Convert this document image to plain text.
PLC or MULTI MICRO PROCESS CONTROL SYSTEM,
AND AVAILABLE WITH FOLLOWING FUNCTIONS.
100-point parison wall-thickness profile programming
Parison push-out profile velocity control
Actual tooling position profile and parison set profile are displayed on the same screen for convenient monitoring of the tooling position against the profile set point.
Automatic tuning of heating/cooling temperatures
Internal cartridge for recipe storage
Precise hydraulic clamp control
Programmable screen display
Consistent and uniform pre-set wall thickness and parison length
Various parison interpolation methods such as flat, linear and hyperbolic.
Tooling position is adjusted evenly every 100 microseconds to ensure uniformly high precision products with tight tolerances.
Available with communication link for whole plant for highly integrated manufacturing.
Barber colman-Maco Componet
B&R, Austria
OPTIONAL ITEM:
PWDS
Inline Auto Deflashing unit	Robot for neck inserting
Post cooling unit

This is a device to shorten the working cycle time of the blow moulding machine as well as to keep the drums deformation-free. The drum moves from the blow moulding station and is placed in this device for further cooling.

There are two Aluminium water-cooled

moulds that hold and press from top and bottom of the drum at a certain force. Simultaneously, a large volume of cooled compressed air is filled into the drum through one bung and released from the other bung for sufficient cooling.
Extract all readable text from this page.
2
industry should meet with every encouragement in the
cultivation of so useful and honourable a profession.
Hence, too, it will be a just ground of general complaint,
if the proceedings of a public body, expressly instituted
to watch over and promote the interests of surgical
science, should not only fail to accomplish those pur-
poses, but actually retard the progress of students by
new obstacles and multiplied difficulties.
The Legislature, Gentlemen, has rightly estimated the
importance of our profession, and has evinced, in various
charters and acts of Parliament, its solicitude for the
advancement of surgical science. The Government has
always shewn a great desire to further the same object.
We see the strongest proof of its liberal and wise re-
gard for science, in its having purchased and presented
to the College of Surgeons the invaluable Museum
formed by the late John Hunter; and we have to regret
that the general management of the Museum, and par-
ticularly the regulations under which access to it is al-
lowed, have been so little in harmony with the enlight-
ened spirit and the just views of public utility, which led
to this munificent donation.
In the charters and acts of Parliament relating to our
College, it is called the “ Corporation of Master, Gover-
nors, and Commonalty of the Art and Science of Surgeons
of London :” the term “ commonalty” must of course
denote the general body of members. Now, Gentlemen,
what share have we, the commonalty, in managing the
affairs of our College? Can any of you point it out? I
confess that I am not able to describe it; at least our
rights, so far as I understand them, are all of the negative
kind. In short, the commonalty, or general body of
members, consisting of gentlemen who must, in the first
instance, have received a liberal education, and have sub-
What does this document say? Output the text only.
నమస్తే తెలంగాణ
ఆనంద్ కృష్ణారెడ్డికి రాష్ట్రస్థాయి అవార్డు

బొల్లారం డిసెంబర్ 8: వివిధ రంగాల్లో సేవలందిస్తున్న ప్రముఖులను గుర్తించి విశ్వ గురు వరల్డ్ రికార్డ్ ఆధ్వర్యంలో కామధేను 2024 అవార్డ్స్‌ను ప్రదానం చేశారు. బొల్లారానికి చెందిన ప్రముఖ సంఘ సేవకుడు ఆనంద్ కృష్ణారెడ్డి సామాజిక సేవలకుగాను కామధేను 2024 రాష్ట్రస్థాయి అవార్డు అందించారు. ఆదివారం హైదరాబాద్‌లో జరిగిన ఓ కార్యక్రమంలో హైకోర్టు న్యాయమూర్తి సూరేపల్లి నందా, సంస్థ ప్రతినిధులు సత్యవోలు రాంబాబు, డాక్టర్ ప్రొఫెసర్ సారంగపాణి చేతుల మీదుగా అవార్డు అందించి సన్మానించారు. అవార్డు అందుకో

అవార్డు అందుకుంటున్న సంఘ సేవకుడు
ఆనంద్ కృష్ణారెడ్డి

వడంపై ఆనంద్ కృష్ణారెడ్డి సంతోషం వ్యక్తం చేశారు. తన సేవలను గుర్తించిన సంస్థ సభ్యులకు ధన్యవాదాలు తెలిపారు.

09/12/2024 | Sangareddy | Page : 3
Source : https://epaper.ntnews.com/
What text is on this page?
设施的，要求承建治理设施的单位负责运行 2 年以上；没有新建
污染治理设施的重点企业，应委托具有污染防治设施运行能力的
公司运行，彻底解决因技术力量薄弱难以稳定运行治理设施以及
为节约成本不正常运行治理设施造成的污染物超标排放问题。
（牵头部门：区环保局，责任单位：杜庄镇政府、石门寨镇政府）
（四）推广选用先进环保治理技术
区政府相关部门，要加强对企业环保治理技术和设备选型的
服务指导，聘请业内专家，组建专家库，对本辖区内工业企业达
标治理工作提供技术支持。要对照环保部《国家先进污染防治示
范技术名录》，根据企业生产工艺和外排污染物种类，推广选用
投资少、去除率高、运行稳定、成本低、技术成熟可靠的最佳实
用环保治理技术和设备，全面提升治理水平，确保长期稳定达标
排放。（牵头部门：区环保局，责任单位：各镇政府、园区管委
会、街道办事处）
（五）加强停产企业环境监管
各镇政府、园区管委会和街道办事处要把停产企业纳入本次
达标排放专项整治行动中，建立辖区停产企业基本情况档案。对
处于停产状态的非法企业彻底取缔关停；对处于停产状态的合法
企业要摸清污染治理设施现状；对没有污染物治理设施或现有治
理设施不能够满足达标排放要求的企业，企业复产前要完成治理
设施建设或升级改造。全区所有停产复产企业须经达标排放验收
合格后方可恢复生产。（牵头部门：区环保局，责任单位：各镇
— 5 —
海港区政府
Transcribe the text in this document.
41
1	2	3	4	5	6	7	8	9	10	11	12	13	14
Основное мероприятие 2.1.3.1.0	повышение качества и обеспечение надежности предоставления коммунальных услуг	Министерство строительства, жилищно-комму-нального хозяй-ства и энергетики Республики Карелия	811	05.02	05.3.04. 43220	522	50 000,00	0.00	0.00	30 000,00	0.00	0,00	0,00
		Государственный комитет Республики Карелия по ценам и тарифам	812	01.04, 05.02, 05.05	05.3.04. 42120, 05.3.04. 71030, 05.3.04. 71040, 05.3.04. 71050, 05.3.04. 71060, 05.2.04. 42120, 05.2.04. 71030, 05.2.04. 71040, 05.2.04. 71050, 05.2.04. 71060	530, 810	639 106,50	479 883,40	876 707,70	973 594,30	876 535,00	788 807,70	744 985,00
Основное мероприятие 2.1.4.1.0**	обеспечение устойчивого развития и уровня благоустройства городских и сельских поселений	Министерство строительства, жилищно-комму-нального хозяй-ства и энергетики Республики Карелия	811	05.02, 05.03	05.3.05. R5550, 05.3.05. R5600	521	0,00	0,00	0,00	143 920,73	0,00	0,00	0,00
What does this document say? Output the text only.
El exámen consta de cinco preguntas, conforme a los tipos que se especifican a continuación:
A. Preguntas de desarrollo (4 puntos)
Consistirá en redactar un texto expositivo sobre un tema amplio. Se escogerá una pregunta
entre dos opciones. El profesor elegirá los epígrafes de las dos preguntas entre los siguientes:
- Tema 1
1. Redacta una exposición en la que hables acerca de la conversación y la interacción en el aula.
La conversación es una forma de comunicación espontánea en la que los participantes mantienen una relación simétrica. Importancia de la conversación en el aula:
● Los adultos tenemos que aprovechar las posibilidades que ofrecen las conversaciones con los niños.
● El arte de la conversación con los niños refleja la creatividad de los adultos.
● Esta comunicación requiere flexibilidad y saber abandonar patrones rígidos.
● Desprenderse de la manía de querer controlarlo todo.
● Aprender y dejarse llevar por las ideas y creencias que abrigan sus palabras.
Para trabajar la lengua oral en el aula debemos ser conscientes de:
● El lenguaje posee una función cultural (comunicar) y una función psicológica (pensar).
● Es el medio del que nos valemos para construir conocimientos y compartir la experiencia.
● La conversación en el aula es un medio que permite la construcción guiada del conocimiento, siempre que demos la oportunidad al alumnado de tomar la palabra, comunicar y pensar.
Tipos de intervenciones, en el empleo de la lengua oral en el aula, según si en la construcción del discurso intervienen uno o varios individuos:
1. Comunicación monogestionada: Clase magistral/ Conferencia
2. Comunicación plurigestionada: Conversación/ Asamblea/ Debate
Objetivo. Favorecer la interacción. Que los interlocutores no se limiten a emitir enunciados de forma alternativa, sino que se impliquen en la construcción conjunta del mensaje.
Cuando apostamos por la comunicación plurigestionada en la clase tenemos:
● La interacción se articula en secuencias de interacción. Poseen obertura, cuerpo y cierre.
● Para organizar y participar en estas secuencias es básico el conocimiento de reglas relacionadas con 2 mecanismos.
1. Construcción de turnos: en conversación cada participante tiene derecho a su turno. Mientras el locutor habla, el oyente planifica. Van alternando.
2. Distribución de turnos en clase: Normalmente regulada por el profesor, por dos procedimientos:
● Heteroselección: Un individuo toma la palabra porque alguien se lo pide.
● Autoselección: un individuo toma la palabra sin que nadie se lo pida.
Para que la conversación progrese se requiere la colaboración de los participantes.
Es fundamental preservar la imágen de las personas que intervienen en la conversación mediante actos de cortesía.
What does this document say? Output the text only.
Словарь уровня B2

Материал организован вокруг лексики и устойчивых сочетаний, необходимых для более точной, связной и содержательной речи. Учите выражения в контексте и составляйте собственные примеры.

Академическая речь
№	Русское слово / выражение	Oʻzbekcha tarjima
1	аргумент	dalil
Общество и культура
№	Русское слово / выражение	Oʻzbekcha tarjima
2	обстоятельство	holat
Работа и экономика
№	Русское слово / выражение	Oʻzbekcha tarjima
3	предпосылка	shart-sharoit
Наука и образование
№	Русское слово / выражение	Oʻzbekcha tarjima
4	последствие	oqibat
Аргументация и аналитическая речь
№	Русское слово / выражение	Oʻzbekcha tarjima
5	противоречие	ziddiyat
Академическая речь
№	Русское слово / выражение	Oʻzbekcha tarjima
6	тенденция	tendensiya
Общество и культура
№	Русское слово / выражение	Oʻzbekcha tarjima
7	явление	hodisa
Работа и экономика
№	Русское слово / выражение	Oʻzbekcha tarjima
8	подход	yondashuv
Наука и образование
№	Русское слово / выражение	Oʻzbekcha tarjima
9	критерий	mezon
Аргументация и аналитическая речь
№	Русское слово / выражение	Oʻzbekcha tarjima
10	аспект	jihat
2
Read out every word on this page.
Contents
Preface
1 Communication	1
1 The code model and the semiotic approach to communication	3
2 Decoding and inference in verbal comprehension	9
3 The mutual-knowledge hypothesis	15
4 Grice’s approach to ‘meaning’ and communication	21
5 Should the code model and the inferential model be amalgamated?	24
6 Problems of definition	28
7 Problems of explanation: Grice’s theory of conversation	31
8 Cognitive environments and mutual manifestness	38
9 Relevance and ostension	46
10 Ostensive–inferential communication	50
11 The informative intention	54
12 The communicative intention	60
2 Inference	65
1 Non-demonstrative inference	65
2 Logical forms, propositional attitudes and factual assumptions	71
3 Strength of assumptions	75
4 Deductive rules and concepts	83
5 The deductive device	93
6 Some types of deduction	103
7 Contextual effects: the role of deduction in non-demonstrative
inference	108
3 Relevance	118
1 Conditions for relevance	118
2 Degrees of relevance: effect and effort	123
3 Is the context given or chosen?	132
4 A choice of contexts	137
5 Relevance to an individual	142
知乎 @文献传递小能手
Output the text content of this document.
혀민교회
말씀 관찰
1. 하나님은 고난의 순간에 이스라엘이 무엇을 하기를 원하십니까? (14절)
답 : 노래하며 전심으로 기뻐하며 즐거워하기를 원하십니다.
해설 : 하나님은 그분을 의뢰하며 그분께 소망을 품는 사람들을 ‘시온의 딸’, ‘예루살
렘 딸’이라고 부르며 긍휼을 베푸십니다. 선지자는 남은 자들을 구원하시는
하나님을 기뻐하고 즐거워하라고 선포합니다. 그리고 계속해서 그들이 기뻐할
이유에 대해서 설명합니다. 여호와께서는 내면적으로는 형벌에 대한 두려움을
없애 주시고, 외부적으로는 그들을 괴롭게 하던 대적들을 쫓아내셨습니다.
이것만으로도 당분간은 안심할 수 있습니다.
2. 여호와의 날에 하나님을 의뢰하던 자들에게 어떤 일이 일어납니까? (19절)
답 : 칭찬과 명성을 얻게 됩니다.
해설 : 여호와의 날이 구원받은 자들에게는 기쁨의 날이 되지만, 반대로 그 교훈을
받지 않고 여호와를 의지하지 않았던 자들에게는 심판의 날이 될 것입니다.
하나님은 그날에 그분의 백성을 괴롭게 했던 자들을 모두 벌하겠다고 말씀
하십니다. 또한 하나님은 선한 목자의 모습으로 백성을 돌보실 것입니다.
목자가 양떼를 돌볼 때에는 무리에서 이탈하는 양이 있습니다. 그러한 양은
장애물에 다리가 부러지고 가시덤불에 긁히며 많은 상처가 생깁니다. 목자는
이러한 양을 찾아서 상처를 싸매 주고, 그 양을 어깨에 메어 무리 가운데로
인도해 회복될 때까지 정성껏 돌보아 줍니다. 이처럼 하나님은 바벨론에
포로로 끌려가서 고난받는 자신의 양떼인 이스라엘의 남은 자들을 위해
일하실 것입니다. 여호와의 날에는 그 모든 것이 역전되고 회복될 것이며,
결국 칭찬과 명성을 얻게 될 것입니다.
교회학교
··········
Find and count the lines of the data that include the string "энергетики", and report that figure by itself.

Final result:
2